■ **Records provided**:
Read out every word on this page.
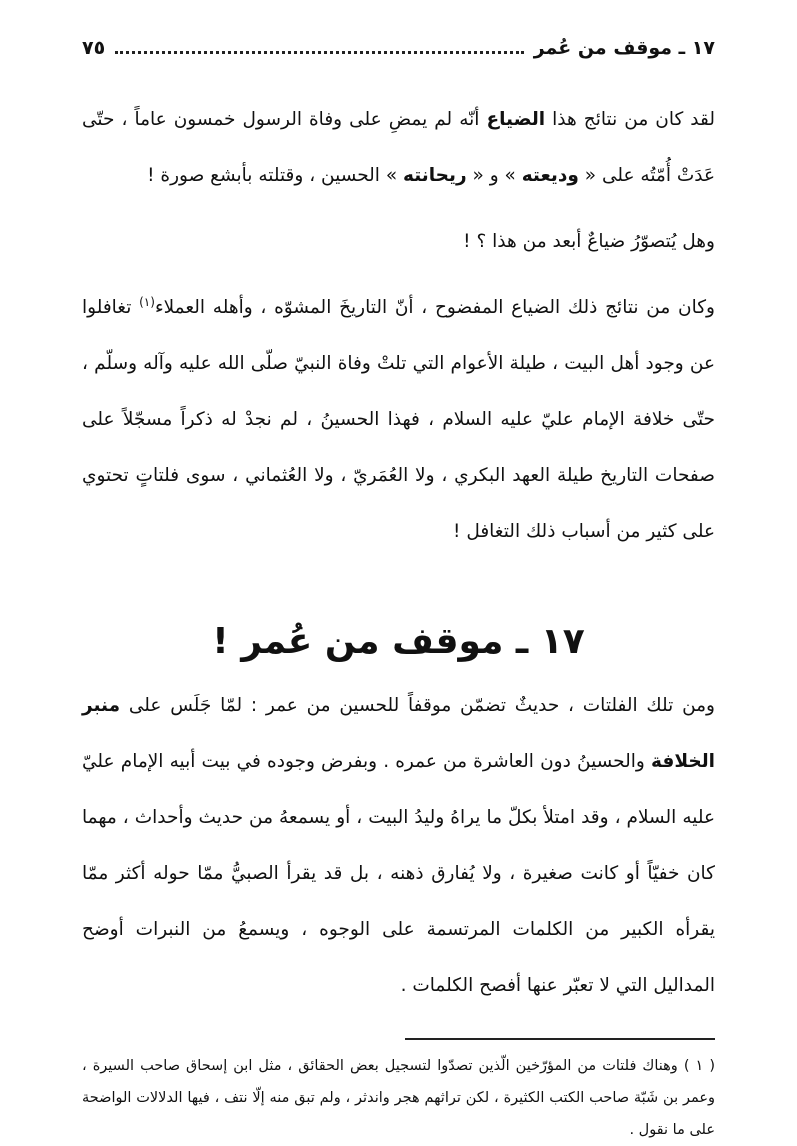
١٧ ـ موقف من عُمر
٧٥

لقد كان من نتائج هذا الضياع أنّه لم يمضِ على وفاة الرسول خمسون عاماً ، حتّى عَدَتْ أُمّتُه على « وديعته » و « ريحانته » الحسين ، وقتلته بأبشع صورة !

وهل يُتصوّرُ ضياعٌ أبعد من هذا ؟ !

وكان من نتائج ذلك الضياع المفضوح ، أنّ التاريخَ المشوّه ، وأهله العملاء$^{(١)}$ تغافلوا عن وجود أهل البيت ، طيلة الأعوام التي تلتْ وفاة النبيّ صلّى الله عليه وآله وسلّم ، حتّى خلافة الإمام عليّ عليه السلام ، فهذا الحسينُ ، لم نجدْ له ذكراً مسجّلاً على صفحات التاريخ طيلة العهد البكري ، ولا العُمَريّ ، ولا العُثماني ، سوى فلتاتٍ تحتوي على كثير من أسباب ذلك التغافل !

١٧ ـ موقف من عُمر !

ومن تلك الفلتات ، حديثٌ تضمّن موقفاً للحسين من عمر : لمّا جَلَس على منبر الخلافة والحسينُ دون العاشرة من عمره . وبفرض وجوده في بيت أبيه الإمام عليّ عليه السلام ، وقد امتلأ بكلّ ما يراهُ وليدُ البيت ، أو يسمعهُ من حديث وأحداث ، مهما كان خفيّاً أو كانت صغيرة ، ولا يُفارق ذهنه ، بل قد يقرأ الصبيُّ ممّا حوله أكثر ممّا يقرأه الكبير من الكلمات المرتسمة على الوجوه ، ويسمعُ من النبرات أوضح المداليل التي لا تعبّر عنها أفصح الكلمات .

( ١ ) وهناك فلتات من المؤرّخين الّذين تصدّوا لتسجيل بعض الحقائق ، مثل ابن إسحاق صاحب السيرة ، وعمر بن شَبّة صاحب الكتب الكثيرة ، لكن تراثهم هجر واندثر ، ولم تبق منه إلّا نتف ، فيها الدلالات الواضحة على ما نقول .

■ **Prompt**:
Skipping the pictures, transcribe each line above exactly as it appears.

■ **Problem solution**:
Read out every word on this page.
١٧ ـ موقف من عُمر
٧٥

لقد كان من نتائج هذا الضياع أنّه لم يمضِ على وفاة الرسول خمسون عاماً ، حتّى عَدَتْ أُمّتُه على « وديعته » و « ريحانته » الحسين ، وقتلته بأبشع صورة !

وهل يُتصوّرُ ضياعٌ أبعد من هذا ؟ !

وكان من نتائج ذلك الضياع المفضوح ، أنّ التاريخَ المشوّه ، وأهله العملاء$^{(١)}$ تغافلوا عن وجود أهل البيت ، طيلة الأعوام التي تلتْ وفاة النبيّ صلّى الله عليه وآله وسلّم ، حتّى خلافة الإمام عليّ عليه السلام ، فهذا الحسينُ ، لم نجدْ له ذكراً مسجّلاً على صفحات التاريخ طيلة العهد البكري ، ولا العُمَريّ ، ولا العُثماني ، سوى فلتاتٍ تحتوي على كثير من أسباب ذلك التغافل !

١٧ ـ موقف من عُمر !

ومن تلك الفلتات ، حديثٌ تضمّن موقفاً للحسين من عمر : لمّا جَلَس على منبر الخلافة والحسينُ دون العاشرة من عمره . وبفرض وجوده في بيت أبيه الإمام عليّ عليه السلام ، وقد امتلأ بكلّ ما يراهُ وليدُ البيت ، أو يسمعهُ من حديث وأحداث ، مهما كان خفيّاً أو كانت صغيرة ، ولا يُفارق ذهنه ، بل قد يقرأ الصبيُّ ممّا حوله أكثر ممّا يقرأه الكبير من الكلمات المرتسمة على الوجوه ، ويسمعُ من النبرات أوضح المداليل التي لا تعبّر عنها أفصح الكلمات .

( ١ ) وهناك فلتات من المؤرّخين الّذين تصدّوا لتسجيل بعض الحقائق ، مثل ابن إسحاق صاحب السيرة ، وعمر بن شَبّة صاحب الكتب الكثيرة ، لكن تراثهم هجر واندثر ، ولم تبق منه إلّا نتف ، فيها الدلالات الواضحة على ما نقول .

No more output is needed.